• EXERCISE
Everything in the data should be repeated exactly, save for the images.

• SOURCE MATERIAL
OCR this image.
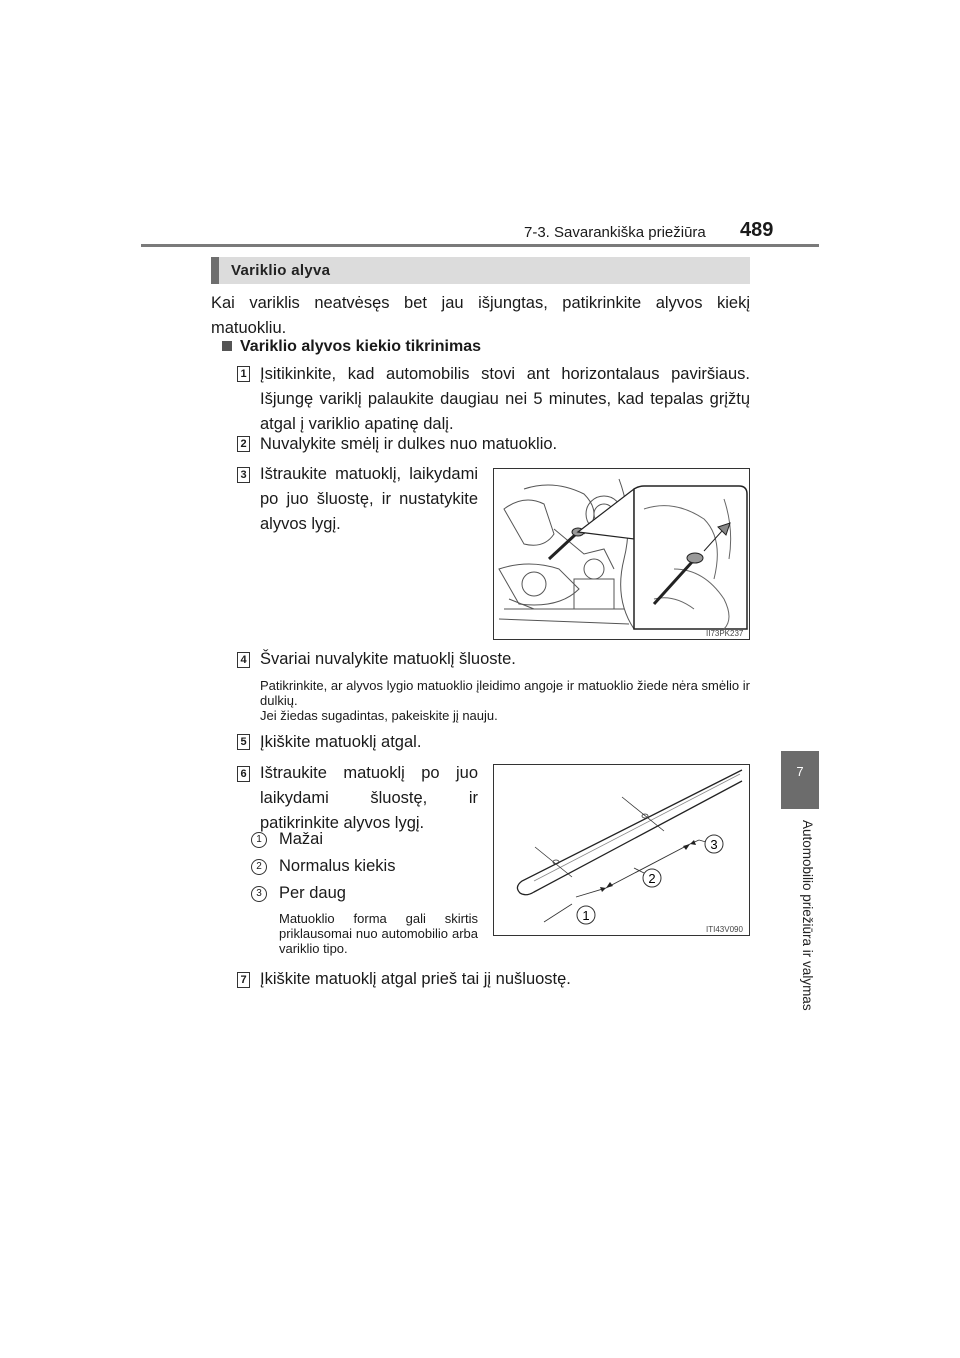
7-3. Savarankiška priežiūra 489
7
Automobilio priežiūra ir valymas
Variklio alyva
Kai variklis neatvėsęs bet jau išjungtas, patikrinkite alyvos kiekį matuokliu.
Variklio alyvos kiekio tikrinimas
1 Įsitikinkite, kad automobilis stovi ant horizontalaus paviršiaus. Išjungę variklį palaukite daugiau nei 5 minutes, kad tepalas grįžtų atgal į variklio apatinę dalį.
2 Nuvalykite smėlį ir dulkes nuo matuoklio.
3 Ištraukite matuoklį, laikydami po juo šluostę, ir nustatykite alyvos lygį.
II73PK237
4 Švariai nuvalykite matuoklį šluoste.
Patikrinkite, ar alyvos lygio matuoklio įleidimo angoje ir matuoklio žiede nėra smėlio ir dulkių.
Jei žiedas sugadintas, pakeiskite jį nauju.
5 Įkiškite matuoklį atgal.
6 Ištraukite matuoklį po juo laikydami šluostę, ir patikrinkite alyvos lygį.
1	Mažai
2	Normalus kiekis
3	Per daug
Matuoklio forma gali skirtis priklausomai nuo automobilio arba variklio tipo.
1
2
3
ITI43V090
7 Įkiškite matuoklį atgal prieš tai jį nušluostę.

• RESULT BELOW
OCR this image.
7-3. Savarankiška priežiūra 489
7
Automobilio priežiūra ir valymas
Variklio alyva
Kai variklis neatvėsęs bet jau išjungtas, patikrinkite alyvos kiekį matuokliu.
Variklio alyvos kiekio tikrinimas
1 Įsitikinkite, kad automobilis stovi ant horizontalaus paviršiaus. Išjungę variklį palaukite daugiau nei 5 minutes, kad tepalas grįžtų atgal į variklio apatinę dalį.
2 Nuvalykite smėlį ir dulkes nuo matuoklio.
3 Ištraukite matuoklį, laikydami po juo šluostę, ir nustatykite alyvos lygį.
II73PK237
4 Švariai nuvalykite matuoklį šluoste.
Patikrinkite, ar alyvos lygio matuoklio įleidimo angoje ir matuoklio žiede nėra smėlio ir dulkių.
Jei žiedas sugadintas, pakeiskite jį nauju.
5 Įkiškite matuoklį atgal.
6 Ištraukite matuoklį po juo laikydami šluostę, ir patikrinkite alyvos lygį.
1	Mažai
2	Normalus kiekis
3	Per daug
Matuoklio forma gali skirtis priklausomai nuo automobilio arba variklio tipo.
1
2
3
ITI43V090
7 Įkiškite matuoklį atgal prieš tai jį nušluostę.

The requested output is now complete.